---------- Task material
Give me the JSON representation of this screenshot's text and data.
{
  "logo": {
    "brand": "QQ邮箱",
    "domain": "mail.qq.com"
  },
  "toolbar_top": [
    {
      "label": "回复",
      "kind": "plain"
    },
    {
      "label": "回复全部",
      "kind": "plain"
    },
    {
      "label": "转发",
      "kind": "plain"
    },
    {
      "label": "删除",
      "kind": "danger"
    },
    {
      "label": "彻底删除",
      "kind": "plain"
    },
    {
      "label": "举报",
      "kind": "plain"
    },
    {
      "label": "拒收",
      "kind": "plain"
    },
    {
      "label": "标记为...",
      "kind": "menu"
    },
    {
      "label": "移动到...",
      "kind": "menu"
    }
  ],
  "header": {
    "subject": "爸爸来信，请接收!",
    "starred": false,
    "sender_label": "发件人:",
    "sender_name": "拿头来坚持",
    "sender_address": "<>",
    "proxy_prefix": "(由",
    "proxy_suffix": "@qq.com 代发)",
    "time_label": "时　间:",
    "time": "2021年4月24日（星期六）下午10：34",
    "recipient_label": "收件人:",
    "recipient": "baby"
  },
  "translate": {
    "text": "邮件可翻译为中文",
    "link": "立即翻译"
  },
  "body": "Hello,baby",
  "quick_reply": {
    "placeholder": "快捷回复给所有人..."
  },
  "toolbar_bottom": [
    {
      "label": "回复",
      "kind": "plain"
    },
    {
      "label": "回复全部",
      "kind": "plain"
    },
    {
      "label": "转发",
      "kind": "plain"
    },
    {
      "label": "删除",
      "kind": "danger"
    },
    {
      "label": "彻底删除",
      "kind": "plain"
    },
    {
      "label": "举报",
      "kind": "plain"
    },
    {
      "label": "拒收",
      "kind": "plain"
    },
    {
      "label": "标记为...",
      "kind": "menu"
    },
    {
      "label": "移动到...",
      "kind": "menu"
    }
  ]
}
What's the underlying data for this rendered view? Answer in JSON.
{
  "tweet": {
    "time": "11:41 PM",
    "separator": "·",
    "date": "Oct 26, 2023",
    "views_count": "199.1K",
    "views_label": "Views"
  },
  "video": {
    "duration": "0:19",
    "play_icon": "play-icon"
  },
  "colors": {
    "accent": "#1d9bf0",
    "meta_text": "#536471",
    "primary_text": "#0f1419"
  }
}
--------------------
## Task directions
Gather from the records above every line containing the string "JSON".

## Reply to the task
Give me the JSON representation of this screenshot's text and data.
What's the underlying data for this rendered view? Answer in JSON.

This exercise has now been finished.